Data shown —
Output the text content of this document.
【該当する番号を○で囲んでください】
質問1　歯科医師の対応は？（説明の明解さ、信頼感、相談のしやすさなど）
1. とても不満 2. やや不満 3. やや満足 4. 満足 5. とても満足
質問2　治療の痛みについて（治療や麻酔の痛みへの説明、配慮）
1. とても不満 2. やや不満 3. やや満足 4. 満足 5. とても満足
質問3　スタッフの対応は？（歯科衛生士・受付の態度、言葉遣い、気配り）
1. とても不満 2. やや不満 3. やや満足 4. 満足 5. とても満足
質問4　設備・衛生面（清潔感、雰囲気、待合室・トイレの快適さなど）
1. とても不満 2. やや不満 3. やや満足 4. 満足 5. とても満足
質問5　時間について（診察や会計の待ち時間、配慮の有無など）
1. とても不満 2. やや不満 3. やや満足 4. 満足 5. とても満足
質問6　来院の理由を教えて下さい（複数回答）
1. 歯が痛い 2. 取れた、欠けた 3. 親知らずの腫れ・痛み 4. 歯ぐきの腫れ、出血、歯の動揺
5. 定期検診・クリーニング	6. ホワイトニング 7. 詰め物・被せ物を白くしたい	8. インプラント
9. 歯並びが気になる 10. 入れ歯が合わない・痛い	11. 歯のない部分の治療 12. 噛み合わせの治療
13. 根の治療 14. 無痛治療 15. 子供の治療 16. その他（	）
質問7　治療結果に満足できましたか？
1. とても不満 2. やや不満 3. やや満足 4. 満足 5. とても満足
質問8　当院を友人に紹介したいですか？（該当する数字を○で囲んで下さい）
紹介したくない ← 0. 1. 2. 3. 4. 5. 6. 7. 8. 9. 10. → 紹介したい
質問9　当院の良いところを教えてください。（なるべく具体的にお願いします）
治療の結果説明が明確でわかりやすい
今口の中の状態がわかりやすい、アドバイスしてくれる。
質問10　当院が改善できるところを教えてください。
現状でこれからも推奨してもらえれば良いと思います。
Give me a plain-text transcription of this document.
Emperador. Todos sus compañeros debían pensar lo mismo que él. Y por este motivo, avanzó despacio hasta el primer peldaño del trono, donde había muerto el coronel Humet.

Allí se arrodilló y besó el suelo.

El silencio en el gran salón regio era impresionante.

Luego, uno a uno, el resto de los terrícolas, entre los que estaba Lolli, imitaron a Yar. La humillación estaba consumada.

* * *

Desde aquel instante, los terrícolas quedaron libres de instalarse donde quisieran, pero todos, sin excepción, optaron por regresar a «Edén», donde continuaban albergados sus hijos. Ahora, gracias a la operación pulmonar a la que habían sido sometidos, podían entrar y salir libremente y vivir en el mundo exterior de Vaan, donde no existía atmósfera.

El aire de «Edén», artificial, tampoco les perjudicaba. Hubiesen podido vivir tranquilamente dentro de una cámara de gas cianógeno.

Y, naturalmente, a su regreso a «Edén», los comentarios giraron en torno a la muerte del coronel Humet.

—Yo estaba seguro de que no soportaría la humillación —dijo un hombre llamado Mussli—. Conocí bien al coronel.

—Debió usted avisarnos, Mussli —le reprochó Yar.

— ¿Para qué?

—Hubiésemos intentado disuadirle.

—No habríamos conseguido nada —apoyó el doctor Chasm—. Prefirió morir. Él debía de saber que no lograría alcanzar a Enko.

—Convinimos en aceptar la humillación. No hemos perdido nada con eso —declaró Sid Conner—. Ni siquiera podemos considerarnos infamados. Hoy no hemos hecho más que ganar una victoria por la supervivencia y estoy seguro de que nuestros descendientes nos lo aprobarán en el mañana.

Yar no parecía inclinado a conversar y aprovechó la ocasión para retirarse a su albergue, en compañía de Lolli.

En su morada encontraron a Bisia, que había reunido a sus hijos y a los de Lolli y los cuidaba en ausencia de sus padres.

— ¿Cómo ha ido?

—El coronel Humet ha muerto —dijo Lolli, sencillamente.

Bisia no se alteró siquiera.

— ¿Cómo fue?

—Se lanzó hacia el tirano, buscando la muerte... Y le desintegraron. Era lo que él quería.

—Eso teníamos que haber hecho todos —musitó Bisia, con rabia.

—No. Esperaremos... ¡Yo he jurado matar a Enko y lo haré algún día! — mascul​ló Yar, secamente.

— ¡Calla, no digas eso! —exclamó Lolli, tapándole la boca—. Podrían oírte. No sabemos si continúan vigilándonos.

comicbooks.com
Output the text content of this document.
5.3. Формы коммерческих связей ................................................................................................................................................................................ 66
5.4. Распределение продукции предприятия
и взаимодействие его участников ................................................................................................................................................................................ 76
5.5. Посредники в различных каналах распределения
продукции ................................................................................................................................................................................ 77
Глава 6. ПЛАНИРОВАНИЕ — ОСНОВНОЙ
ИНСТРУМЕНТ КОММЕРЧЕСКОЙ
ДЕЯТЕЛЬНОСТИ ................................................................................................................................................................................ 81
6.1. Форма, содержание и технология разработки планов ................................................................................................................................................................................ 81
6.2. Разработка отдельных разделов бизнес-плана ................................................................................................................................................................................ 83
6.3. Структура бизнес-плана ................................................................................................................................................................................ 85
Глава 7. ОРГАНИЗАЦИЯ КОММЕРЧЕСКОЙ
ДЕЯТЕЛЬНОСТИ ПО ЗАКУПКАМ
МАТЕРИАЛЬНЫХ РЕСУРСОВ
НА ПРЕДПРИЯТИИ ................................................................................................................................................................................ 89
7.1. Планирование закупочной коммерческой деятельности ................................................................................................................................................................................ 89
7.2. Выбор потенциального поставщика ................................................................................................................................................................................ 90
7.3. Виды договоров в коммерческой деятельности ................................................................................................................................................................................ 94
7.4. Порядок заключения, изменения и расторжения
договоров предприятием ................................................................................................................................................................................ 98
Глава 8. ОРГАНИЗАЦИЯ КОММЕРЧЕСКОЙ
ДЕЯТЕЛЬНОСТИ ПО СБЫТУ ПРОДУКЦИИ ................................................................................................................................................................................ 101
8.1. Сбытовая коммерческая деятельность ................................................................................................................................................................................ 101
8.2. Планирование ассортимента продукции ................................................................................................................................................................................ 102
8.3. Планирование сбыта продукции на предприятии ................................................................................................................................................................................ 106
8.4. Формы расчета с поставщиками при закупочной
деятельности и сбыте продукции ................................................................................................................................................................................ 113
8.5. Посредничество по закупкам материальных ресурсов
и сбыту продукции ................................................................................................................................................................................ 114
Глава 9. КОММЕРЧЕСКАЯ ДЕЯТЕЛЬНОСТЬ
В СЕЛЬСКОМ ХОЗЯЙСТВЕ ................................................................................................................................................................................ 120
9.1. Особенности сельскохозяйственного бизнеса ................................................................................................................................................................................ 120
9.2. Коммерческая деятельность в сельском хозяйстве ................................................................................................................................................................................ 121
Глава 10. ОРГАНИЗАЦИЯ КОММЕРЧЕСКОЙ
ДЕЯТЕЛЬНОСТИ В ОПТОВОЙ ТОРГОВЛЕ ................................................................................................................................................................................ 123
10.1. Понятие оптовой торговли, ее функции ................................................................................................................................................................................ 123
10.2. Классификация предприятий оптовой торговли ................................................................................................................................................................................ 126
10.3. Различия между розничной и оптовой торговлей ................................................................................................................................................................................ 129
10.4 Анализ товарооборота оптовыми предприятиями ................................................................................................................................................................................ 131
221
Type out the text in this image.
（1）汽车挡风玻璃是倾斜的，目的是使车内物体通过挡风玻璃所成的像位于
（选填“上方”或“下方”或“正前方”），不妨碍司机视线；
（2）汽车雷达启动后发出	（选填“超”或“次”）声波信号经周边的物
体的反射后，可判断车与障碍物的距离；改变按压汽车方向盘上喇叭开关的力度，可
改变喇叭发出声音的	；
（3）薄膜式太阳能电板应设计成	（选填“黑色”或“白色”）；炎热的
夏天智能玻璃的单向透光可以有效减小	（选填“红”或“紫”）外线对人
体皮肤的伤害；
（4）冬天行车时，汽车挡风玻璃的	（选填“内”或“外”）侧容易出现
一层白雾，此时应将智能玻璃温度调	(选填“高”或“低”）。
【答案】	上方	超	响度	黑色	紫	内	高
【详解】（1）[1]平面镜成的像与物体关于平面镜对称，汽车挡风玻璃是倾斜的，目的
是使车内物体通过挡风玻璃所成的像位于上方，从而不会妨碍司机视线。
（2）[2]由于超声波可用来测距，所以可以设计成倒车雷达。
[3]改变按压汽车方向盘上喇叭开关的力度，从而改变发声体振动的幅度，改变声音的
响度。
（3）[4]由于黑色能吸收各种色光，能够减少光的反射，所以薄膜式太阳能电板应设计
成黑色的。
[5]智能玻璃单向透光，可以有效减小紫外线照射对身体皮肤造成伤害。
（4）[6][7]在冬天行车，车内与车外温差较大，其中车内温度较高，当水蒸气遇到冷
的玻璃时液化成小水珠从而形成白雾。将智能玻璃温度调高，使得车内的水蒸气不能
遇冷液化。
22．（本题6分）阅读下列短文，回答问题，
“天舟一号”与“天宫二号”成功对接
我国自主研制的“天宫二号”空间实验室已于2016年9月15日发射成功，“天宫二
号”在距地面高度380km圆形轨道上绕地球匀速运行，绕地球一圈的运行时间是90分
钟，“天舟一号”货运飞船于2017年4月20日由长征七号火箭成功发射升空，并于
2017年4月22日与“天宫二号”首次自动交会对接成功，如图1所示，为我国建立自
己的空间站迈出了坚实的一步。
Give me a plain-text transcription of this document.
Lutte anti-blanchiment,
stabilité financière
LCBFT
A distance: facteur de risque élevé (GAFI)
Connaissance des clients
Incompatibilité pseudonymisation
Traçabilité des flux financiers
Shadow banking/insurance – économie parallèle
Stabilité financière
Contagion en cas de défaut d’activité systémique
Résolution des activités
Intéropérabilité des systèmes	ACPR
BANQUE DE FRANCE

Task requirements —
Extract all lines from the data in which "汽车挡风玻璃是倾斜的" is found.

Response to this exercise —
（1）汽车挡风玻璃是倾斜的，目的是使车内物体通过挡风玻璃所成的像位于
【详解】（1）[1]平面镜成的像与物体关于平面镜对称，汽车挡风玻璃是倾斜的，目的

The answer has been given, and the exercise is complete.